— WHAT TO WORK ON —
Reproduce the records word for word, from the first line up to and including the line that contains "table-row: Ensure that a user".

((

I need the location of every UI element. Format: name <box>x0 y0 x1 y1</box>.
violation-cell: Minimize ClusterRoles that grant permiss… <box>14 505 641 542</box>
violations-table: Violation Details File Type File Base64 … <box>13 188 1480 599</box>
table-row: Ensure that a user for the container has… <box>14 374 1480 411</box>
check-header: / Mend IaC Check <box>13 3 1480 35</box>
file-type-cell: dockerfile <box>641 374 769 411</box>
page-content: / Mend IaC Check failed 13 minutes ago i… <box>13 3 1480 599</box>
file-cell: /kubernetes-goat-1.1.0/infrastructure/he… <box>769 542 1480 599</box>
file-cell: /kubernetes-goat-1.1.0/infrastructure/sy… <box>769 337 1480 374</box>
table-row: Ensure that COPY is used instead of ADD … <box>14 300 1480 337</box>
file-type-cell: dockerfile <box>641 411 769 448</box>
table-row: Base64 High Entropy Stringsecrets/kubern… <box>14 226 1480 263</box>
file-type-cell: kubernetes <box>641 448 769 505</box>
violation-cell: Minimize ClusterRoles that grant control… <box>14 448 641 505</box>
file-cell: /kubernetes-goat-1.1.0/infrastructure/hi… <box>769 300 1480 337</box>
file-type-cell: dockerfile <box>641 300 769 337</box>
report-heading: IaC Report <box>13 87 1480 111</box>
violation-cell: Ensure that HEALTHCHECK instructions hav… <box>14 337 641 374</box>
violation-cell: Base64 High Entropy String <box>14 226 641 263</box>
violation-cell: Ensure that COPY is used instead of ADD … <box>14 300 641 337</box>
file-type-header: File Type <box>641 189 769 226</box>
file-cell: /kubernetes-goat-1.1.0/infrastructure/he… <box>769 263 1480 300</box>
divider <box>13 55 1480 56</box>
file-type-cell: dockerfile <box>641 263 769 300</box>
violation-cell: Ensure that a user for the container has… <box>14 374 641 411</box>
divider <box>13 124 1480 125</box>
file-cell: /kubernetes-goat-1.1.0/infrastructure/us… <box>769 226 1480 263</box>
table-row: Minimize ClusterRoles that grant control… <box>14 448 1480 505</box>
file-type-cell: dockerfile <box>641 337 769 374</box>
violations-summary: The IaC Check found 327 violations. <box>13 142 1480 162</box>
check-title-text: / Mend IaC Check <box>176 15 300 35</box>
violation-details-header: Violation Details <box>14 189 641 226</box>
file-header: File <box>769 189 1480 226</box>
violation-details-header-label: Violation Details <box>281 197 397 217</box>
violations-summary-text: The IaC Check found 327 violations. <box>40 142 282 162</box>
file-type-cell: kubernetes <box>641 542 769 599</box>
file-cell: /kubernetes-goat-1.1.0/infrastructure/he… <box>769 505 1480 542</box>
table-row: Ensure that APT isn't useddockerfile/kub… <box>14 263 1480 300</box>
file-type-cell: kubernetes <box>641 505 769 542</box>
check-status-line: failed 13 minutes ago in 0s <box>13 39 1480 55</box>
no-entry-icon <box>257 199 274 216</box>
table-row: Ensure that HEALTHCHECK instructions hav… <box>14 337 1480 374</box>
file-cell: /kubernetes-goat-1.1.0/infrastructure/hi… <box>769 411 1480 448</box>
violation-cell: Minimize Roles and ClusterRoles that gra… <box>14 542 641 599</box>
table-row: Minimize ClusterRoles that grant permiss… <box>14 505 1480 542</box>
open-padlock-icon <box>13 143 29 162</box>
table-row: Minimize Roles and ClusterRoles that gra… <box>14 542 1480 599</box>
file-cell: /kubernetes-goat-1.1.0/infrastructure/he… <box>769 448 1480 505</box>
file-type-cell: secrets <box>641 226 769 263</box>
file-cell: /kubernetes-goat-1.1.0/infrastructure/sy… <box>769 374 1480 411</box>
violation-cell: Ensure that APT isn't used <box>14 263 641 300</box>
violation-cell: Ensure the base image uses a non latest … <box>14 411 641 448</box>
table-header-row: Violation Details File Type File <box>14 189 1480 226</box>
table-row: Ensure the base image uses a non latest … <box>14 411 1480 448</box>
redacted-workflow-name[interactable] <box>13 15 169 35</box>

))

— THE RESPONSE —
I need the location of every UI element. Format: name <box>x0 y0 x1 y1</box>.
violation-cell: Minimize ClusterRoles that grant permiss… <box>14 505 641 542</box>
violations-table: Violation Details File Type File Base64 … <box>13 188 1480 599</box>
table-row: Ensure that a user for the container has… <box>14 374 1480 411</box>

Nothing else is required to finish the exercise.